**PROVIDED RECORDS**

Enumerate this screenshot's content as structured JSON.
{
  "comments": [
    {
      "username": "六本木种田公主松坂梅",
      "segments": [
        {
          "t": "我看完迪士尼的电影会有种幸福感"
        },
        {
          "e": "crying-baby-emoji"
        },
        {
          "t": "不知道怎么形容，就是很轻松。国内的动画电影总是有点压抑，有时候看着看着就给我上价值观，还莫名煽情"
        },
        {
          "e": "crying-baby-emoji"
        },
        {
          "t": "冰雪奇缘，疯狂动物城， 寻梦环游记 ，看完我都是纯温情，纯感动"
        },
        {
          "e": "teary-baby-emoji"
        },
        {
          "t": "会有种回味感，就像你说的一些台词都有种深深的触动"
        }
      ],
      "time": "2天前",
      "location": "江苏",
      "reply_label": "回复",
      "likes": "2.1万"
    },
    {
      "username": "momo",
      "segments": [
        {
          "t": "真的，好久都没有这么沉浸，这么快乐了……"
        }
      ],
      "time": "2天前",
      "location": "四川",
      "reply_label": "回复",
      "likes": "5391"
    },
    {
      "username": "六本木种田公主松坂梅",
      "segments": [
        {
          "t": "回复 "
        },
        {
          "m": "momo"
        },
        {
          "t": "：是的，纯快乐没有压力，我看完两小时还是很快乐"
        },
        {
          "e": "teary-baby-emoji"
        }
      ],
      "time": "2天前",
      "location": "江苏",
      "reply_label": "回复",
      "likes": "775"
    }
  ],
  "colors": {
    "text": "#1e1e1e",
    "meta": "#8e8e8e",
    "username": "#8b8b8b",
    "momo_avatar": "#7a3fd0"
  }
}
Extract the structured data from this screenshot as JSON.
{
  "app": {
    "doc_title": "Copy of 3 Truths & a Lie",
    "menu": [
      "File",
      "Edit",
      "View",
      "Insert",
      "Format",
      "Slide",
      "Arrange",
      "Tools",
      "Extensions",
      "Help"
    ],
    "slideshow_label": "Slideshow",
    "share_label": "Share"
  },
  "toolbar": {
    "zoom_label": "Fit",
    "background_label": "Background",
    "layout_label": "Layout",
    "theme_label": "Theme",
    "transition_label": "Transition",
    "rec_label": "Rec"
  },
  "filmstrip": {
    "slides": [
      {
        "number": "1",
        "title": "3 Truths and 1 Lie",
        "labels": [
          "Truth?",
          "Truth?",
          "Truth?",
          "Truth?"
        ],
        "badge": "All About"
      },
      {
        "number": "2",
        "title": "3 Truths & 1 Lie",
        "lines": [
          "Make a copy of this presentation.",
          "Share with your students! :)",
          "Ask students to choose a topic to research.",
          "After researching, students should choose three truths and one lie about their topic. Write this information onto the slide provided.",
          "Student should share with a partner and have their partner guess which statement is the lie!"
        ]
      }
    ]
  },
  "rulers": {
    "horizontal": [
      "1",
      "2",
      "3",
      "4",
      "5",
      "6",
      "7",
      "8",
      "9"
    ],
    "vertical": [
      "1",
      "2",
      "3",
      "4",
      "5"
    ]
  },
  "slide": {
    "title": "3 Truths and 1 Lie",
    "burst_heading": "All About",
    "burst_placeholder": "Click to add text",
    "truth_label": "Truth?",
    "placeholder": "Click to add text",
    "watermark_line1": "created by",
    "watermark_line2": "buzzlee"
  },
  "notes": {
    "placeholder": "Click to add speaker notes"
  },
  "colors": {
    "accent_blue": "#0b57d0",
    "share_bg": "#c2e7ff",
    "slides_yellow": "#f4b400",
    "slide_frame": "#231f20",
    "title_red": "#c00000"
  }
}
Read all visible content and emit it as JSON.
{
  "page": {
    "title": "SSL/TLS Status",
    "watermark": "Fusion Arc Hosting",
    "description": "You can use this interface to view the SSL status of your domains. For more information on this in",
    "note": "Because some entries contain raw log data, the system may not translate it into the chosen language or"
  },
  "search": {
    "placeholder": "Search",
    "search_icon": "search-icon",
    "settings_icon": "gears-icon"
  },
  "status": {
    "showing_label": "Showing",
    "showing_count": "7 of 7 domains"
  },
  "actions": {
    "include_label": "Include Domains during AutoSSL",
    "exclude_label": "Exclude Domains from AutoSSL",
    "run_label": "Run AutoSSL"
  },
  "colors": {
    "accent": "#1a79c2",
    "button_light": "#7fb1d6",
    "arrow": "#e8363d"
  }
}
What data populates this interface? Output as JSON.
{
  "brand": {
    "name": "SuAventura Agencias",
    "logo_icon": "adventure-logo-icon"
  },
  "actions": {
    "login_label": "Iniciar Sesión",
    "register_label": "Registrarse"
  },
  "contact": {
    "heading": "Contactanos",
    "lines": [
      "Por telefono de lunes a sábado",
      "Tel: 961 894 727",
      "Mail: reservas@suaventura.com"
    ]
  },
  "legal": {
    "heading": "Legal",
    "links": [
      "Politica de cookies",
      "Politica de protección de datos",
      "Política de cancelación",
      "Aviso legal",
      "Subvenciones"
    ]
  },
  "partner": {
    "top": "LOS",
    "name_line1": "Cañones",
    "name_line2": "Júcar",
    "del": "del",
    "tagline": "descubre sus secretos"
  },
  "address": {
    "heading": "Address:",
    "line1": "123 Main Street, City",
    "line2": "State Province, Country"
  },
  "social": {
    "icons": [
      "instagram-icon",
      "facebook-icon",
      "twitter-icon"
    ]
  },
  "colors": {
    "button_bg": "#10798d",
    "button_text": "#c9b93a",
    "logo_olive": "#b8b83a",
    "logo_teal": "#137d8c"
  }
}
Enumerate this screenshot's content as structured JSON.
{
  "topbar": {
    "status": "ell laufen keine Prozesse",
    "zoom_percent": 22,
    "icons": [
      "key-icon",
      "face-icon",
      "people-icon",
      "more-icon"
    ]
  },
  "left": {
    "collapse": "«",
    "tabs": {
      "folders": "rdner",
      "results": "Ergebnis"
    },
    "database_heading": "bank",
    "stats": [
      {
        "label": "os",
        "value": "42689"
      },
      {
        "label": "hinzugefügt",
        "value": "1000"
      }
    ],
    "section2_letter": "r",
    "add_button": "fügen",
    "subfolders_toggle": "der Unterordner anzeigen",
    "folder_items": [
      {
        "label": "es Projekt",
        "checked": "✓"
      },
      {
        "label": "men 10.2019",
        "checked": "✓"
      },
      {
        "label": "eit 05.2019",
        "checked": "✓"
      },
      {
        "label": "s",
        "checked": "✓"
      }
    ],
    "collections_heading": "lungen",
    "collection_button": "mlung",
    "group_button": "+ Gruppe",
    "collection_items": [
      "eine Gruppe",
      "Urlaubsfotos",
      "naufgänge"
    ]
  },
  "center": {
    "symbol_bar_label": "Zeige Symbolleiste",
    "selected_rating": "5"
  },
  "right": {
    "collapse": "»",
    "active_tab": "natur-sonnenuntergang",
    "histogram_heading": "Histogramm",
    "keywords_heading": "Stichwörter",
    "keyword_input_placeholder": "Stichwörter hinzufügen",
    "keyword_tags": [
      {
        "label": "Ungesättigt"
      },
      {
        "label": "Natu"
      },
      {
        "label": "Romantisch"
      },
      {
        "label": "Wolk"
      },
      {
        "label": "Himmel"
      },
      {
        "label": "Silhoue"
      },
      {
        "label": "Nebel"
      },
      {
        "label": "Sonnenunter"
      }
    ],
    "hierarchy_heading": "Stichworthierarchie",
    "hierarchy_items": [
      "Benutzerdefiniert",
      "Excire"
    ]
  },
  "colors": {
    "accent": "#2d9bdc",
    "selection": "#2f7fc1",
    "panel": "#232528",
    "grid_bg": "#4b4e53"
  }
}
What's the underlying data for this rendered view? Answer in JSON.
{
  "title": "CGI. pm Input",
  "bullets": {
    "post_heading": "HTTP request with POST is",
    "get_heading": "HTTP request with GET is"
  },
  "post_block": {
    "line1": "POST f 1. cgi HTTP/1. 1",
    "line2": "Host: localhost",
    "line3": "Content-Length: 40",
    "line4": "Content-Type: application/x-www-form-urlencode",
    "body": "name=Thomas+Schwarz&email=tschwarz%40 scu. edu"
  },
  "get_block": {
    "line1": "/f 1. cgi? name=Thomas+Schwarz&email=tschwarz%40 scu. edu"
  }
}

**SHORT EXERCISE**
Say how many lines above contain the string "topic". Answer with the number only.

**ANSWER FOR THIS EXERCISE**
2